§ **Problem details**: Copy out the listing that follows exactly, dropping every picture.
---------------
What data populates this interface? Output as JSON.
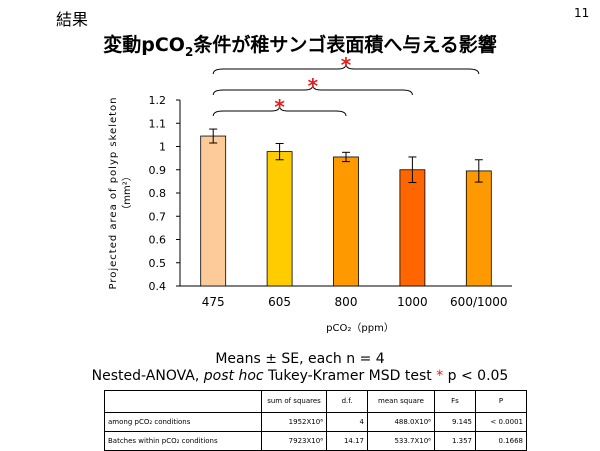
{
  "slide": {
    "section_label": "結果",
    "page_number": "11",
    "title_prefix": "変動pCO",
    "title_sub": "2",
    "title_suffix": "条件が稚サンゴ表面積へ与える影響"
  },
  "chart_data": {
    "type": "bar",
    "categories": [
      "475",
      "605",
      "800",
      "1000",
      "600/1000"
    ],
    "values": [
      1.045,
      0.978,
      0.955,
      0.9,
      0.895
    ],
    "errors": [
      0.03,
      0.035,
      0.02,
      0.055,
      0.048
    ],
    "bar_colors": [
      "#FCCB99",
      "#FFCC00",
      "#FF9900",
      "#FF6600",
      "#FF9900"
    ],
    "ylabel_line1": "Projected area of polyp skeleton",
    "ylabel_line2": "（mm²）",
    "xlabel": "pCO₂（ppm）",
    "ylim": [
      0.4,
      1.2
    ],
    "yticks": [
      "0.4",
      "0.5",
      "0.6",
      "0.7",
      "0.8",
      "0.9",
      "1",
      "1.1",
      "1.2"
    ],
    "grid": false,
    "significance": [
      {
        "from": "475",
        "to": "800",
        "mark": "*"
      },
      {
        "from": "475",
        "to": "1000",
        "mark": "*"
      },
      {
        "from": "475",
        "to": "600/1000",
        "mark": "*"
      }
    ],
    "significance_color": "#E0201B"
  },
  "notes": {
    "means_line": "Means ± SE, each n = 4",
    "test_prefix": "Nested-ANOVA, ",
    "test_italic": "post hoc",
    "test_middle": " Tukey-Kramer MSD test ",
    "test_star": "*",
    "test_suffix": " p < 0.05"
  },
  "stats_table": {
    "headers": [
      "",
      "sum of squares",
      "d.f.",
      "mean square",
      "Fs",
      "P"
    ],
    "rows": [
      {
        "label": "among pCO₂ conditions",
        "ss": "1952X10⁶",
        "df": "4",
        "ms": "488.0X10⁶",
        "fs": "9.145",
        "p": "< 0.0001"
      },
      {
        "label": "Batches within pCO₂ conditions",
        "ss": "7923X10⁶",
        "df": "14.17",
        "ms": "533.7X10⁶",
        "fs": "1.357",
        "p": "0.1668"
      }
    ]
  }
}
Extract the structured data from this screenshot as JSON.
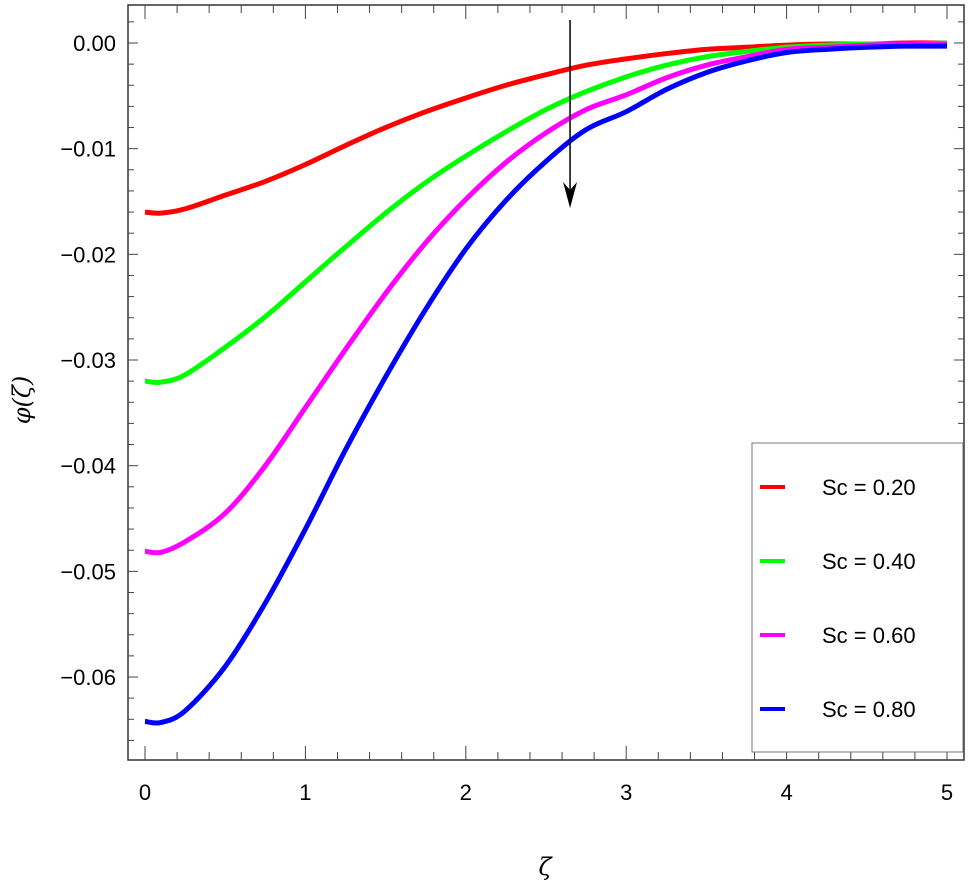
{
  "chart_data": {
    "type": "line",
    "title": "",
    "xlabel": "ζ",
    "ylabel": "φ(ζ)",
    "xlim": [
      0,
      5
    ],
    "ylim": [
      -0.0668,
      0.0036
    ],
    "grid": false,
    "legend_position": "lower right (inside)",
    "x_ticks": [
      0,
      1,
      2,
      3,
      4,
      5
    ],
    "x_tick_labels": [
      "0",
      "1",
      "2",
      "3",
      "4",
      "5"
    ],
    "y_ticks": [
      0.0,
      -0.01,
      -0.02,
      -0.03,
      -0.04,
      -0.05,
      -0.06
    ],
    "y_tick_labels": [
      "0.00",
      "-0.01",
      "-0.02",
      "-0.03",
      "-0.04",
      "-0.05",
      "-0.06"
    ],
    "x": [
      0,
      0.1,
      0.25,
      0.5,
      0.75,
      1.0,
      1.25,
      1.5,
      1.75,
      2.0,
      2.25,
      2.5,
      2.75,
      3.0,
      3.25,
      3.5,
      3.75,
      4.0,
      4.25,
      4.5,
      4.75,
      5.0
    ],
    "series": [
      {
        "name": "Sc = 0.20",
        "color": "#ff0000",
        "values": [
          -0.016,
          -0.0161,
          -0.0157,
          -0.0144,
          -0.0131,
          -0.0115,
          -0.0097,
          -0.008,
          -0.0065,
          -0.0052,
          -0.004,
          -0.003,
          -0.0021,
          -0.0015,
          -0.001,
          -0.0006,
          -0.0004,
          -0.0002,
          -0.0001,
          -0.0001,
          0.0,
          0.0
        ]
      },
      {
        "name": "Sc = 0.40",
        "color": "#00ff00",
        "values": [
          -0.032,
          -0.0321,
          -0.0314,
          -0.0288,
          -0.0259,
          -0.0226,
          -0.0193,
          -0.0161,
          -0.0132,
          -0.0107,
          -0.0084,
          -0.0063,
          -0.0046,
          -0.0032,
          -0.0021,
          -0.0013,
          -0.0008,
          -0.0004,
          -0.0002,
          -0.0001,
          -0.0001,
          0.0
        ]
      },
      {
        "name": "Sc = 0.60",
        "color": "#ff00ff",
        "values": [
          -0.0481,
          -0.0482,
          -0.0472,
          -0.0445,
          -0.04,
          -0.0345,
          -0.029,
          -0.0237,
          -0.0189,
          -0.0148,
          -0.0113,
          -0.0085,
          -0.0063,
          -0.0049,
          -0.0033,
          -0.0021,
          -0.0013,
          -0.0006,
          -0.0004,
          -0.0002,
          -0.0001,
          -0.0001
        ]
      },
      {
        "name": "Sc = 0.80",
        "color": "#0000ff",
        "values": [
          -0.0642,
          -0.0643,
          -0.0632,
          -0.059,
          -0.053,
          -0.046,
          -0.0385,
          -0.0316,
          -0.0252,
          -0.0195,
          -0.0149,
          -0.0112,
          -0.0082,
          -0.0065,
          -0.0044,
          -0.0028,
          -0.0017,
          -0.0009,
          -0.0006,
          -0.0004,
          -0.0003,
          -0.0003
        ]
      }
    ],
    "annotations": [
      {
        "type": "arrow",
        "x": 2.65,
        "y_from": 0.0022,
        "y_to": -0.0155,
        "direction": "down",
        "meaning": "φ decreases as Sc increases"
      }
    ]
  },
  "legend": {
    "items": [
      {
        "label": "Sc = 0.20",
        "color": "#ff0000"
      },
      {
        "label": "Sc = 0.40",
        "color": "#00ff00"
      },
      {
        "label": "Sc = 0.60",
        "color": "#ff00ff"
      },
      {
        "label": "Sc = 0.80",
        "color": "#0000ff"
      }
    ]
  },
  "axes": {
    "x_title": "ζ",
    "y_title": "φ(ζ)"
  }
}
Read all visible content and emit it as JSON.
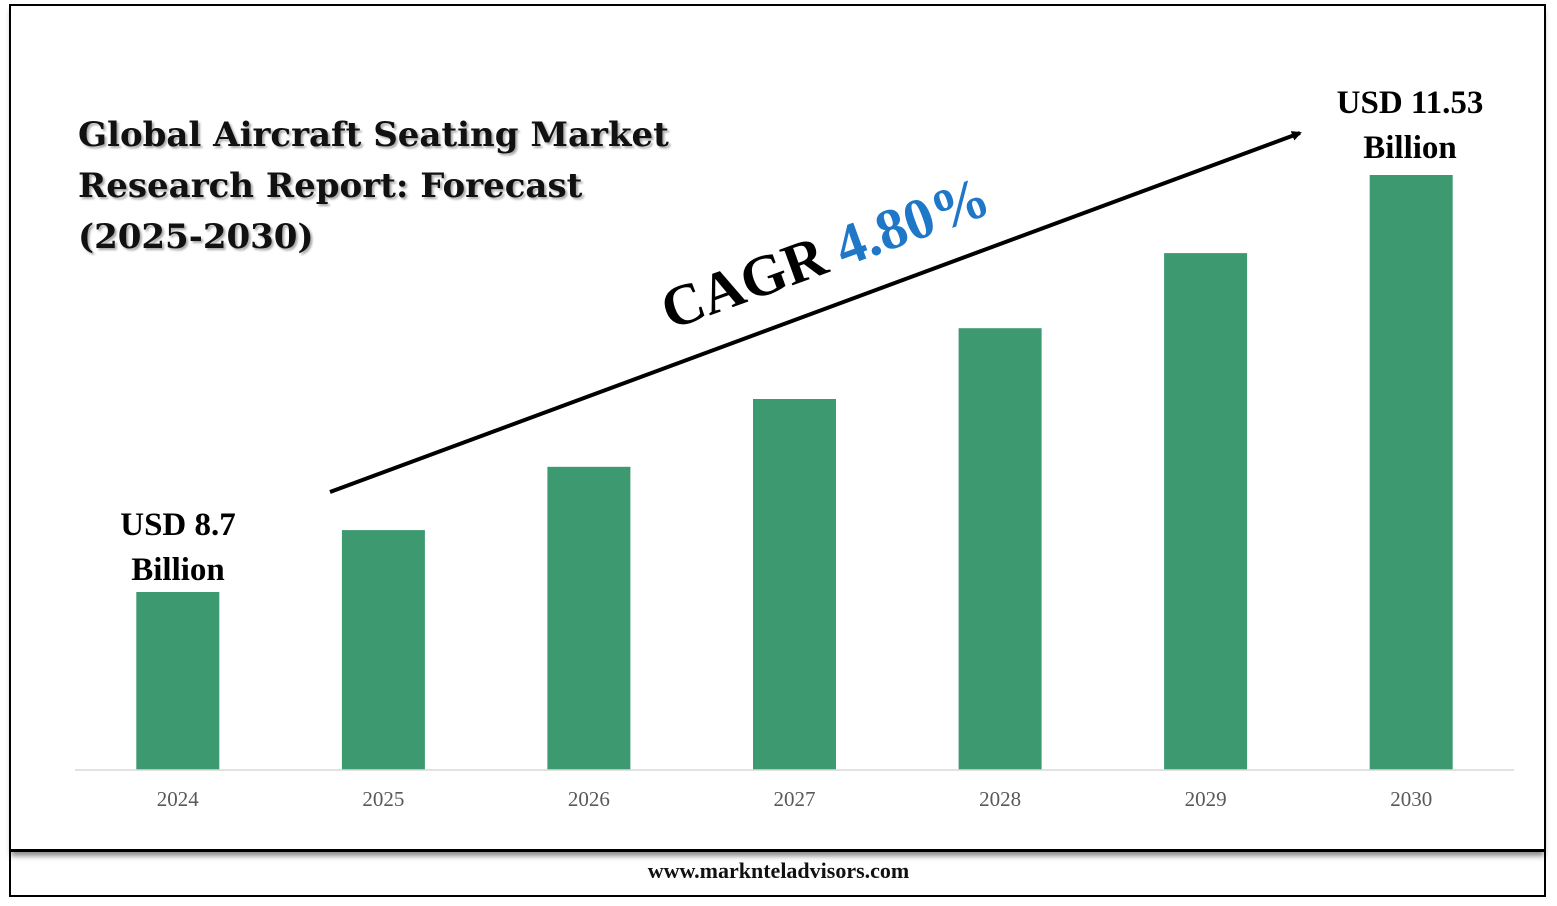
{
  "chart_data": {
    "type": "bar",
    "title_lines": [
      "Global Aircraft Seating Market",
      "Research Report: Forecast",
      "(2025-2030)"
    ],
    "categories": [
      "2024",
      "2025",
      "2026",
      "2027",
      "2028",
      "2029",
      "2030"
    ],
    "series": [
      {
        "values": [
          8.7,
          9.12,
          9.55,
          10.01,
          10.49,
          11.0,
          11.53
        ]
      }
    ],
    "bar_color": "#3d9970",
    "annotations": {
      "start_label": [
        "USD 8.7",
        "Billion"
      ],
      "end_label": [
        "USD 11.53",
        "Billion"
      ],
      "cagr_prefix": "CAGR",
      "cagr_value": "4.80%",
      "cagr_color": "#1f77c8"
    },
    "xlabel": "",
    "ylabel": "",
    "grid": false,
    "legend": "none"
  },
  "footer": {
    "url": "www.marknteladvisors.com"
  }
}
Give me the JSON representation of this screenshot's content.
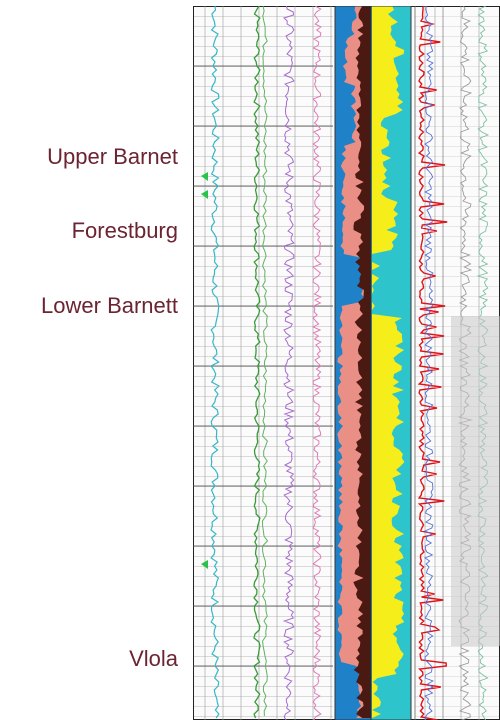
---------------
§ **Exercise answer**:
What data populates this interface? Output as JSON.
{
  "slide": {
    "section_label": "結果",
    "page_number": "11",
    "title_prefix": "変動pCO",
    "title_sub": "2",
    "title_suffix": "条件が稚サンゴ表面積へ与える影響"
  },
  "chart_data": {
    "type": "bar",
    "categories": [
      "475",
      "605",
      "800",
      "1000",
      "600/1000"
    ],
    "values": [
      1.045,
      0.978,
      0.955,
      0.9,
      0.895
    ],
    "errors": [
      0.03,
      0.035,
      0.02,
      0.055,
      0.048
    ],
    "bar_colors": [
      "#FCCB99",
      "#FFCC00",
      "#FF9900",
      "#FF6600",
      "#FF9900"
    ],
    "ylabel_line1": "Projected area of polyp skeleton",
    "ylabel_line2": "（mm²）",
    "xlabel": "pCO₂（ppm）",
    "ylim": [
      0.4,
      1.2
    ],
    "yticks": [
      "0.4",
      "0.5",
      "0.6",
      "0.7",
      "0.8",
      "0.9",
      "1",
      "1.1",
      "1.2"
    ],
    "grid": false,
    "significance": [
      {
        "from": "475",
        "to": "800",
        "mark": "*"
      },
      {
        "from": "475",
        "to": "1000",
        "mark": "*"
      },
      {
        "from": "475",
        "to": "600/1000",
        "mark": "*"
      }
    ],
    "significance_color": "#E0201B"
  },
  "notes": {
    "means_line": "Means ± SE, each n = 4",
    "test_prefix": "Nested-ANOVA, ",
    "test_italic": "post hoc",
    "test_middle": " Tukey-Kramer MSD test ",
    "test_star": "*",
    "test_suffix": " p < 0.05"
  },
  "stats_table": {
    "headers": [
      "",
      "sum of squares",
      "d.f.",
      "mean square",
      "Fs",
      "P"
    ],
    "rows": [
      {
        "label": "among pCO₂ conditions",
        "ss": "1952X10⁶",
        "df": "4",
        "ms": "488.0X10⁶",
        "fs": "9.145",
        "p": "< 0.0001"
      },
      {
        "label": "Batches within pCO₂ conditions",
        "ss": "7923X10⁶",
        "df": "14.17",
        "ms": "533.7X10⁶",
        "fs": "1.357",
        "p": "0.1668"
      }
    ]
  }
}
Extract the structured data from this screenshot as JSON.
{
  "chart_data": {
    "type": "line",
    "title": "",
    "xlabel": "ζ",
    "ylabel": "φ(ζ)",
    "xlim": [
      0,
      5
    ],
    "ylim": [
      -0.0668,
      0.0036
    ],
    "grid": false,
    "legend_position": "lower right (inside)",
    "x_ticks": [
      0,
      1,
      2,
      3,
      4,
      5
    ],
    "x_tick_labels": [
      "0",
      "1",
      "2",
      "3",
      "4",
      "5"
    ],
    "y_ticks": [
      0.0,
      -0.01,
      -0.02,
      -0.03,
      -0.04,
      -0.05,
      -0.06
    ],
    "y_tick_labels": [
      "0.00",
      "-0.01",
      "-0.02",
      "-0.03",
      "-0.04",
      "-0.05",
      "-0.06"
    ],
    "x": [
      0,
      0.1,
      0.25,
      0.5,
      0.75,
      1.0,
      1.25,
      1.5,
      1.75,
      2.0,
      2.25,
      2.5,
      2.75,
      3.0,
      3.25,
      3.5,
      3.75,
      4.0,
      4.25,
      4.5,
      4.75,
      5.0
    ],
    "series": [
      {
        "name": "Sc = 0.20",
        "color": "#ff0000",
        "values": [
          -0.016,
          -0.0161,
          -0.0157,
          -0.0144,
          -0.0131,
          -0.0115,
          -0.0097,
          -0.008,
          -0.0065,
          -0.0052,
          -0.004,
          -0.003,
          -0.0021,
          -0.0015,
          -0.001,
          -0.0006,
          -0.0004,
          -0.0002,
          -0.0001,
          -0.0001,
          0.0,
          0.0
        ]
      },
      {
        "name": "Sc = 0.40",
        "color": "#00ff00",
        "values": [
          -0.032,
          -0.0321,
          -0.0314,
          -0.0288,
          -0.0259,
          -0.0226,
          -0.0193,
          -0.0161,
          -0.0132,
          -0.0107,
          -0.0084,
          -0.0063,
          -0.0046,
          -0.0032,
          -0.0021,
          -0.0013,
          -0.0008,
          -0.0004,
          -0.0002,
          -0.0001,
          -0.0001,
          0.0
        ]
      },
      {
        "name": "Sc = 0.60",
        "color": "#ff00ff",
        "values": [
          -0.0481,
          -0.0482,
          -0.0472,
          -0.0445,
          -0.04,
          -0.0345,
          -0.029,
          -0.0237,
          -0.0189,
          -0.0148,
          -0.0113,
          -0.0085,
          -0.0063,
          -0.0049,
          -0.0033,
          -0.0021,
          -0.0013,
          -0.0006,
          -0.0004,
          -0.0002,
          -0.0001,
          -0.0001
        ]
      },
      {
        "name": "Sc = 0.80",
        "color": "#0000ff",
        "values": [
          -0.0642,
          -0.0643,
          -0.0632,
          -0.059,
          -0.053,
          -0.046,
          -0.0385,
          -0.0316,
          -0.0252,
          -0.0195,
          -0.0149,
          -0.0112,
          -0.0082,
          -0.0065,
          -0.0044,
          -0.0028,
          -0.0017,
          -0.0009,
          -0.0006,
          -0.0004,
          -0.0003,
          -0.0003
        ]
      }
    ],
    "annotations": [
      {
        "type": "arrow",
        "x": 2.65,
        "y_from": 0.0022,
        "y_to": -0.0155,
        "direction": "down",
        "meaning": "φ decreases as Sc increases"
      }
    ]
  },
  "legend": {
    "items": [
      {
        "label": "Sc = 0.20",
        "color": "#ff0000"
      },
      {
        "label": "Sc = 0.40",
        "color": "#00ff00"
      },
      {
        "label": "Sc = 0.60",
        "color": "#ff00ff"
      },
      {
        "label": "Sc = 0.80",
        "color": "#0000ff"
      }
    ]
  },
  "axes": {
    "x_title": "ζ",
    "y_title": "φ(ζ)"
  }
}
Read all visible content and emit it as JSON.
{
  "chart_data": {
    "type": "bar",
    "title_lines": [
      "Global Aircraft Seating Market",
      "Research Report: Forecast",
      "(2025-2030)"
    ],
    "categories": [
      "2024",
      "2025",
      "2026",
      "2027",
      "2028",
      "2029",
      "2030"
    ],
    "series": [
      {
        "values": [
          8.7,
          9.12,
          9.55,
          10.01,
          10.49,
          11.0,
          11.53
        ]
      }
    ],
    "bar_color": "#3d9970",
    "annotations": {
      "start_label": [
        "USD 8.7",
        "Billion"
      ],
      "end_label": [
        "USD 11.53",
        "Billion"
      ],
      "cagr_prefix": "CAGR",
      "cagr_value": "4.80%",
      "cagr_color": "#1f77c8"
    },
    "xlabel": "",
    "ylabel": "",
    "grid": false,
    "legend": "none"
  },
  "footer": {
    "url": "www.marknteladvisors.com"
  }
}
Give me the JSON representation of this screenshot's content.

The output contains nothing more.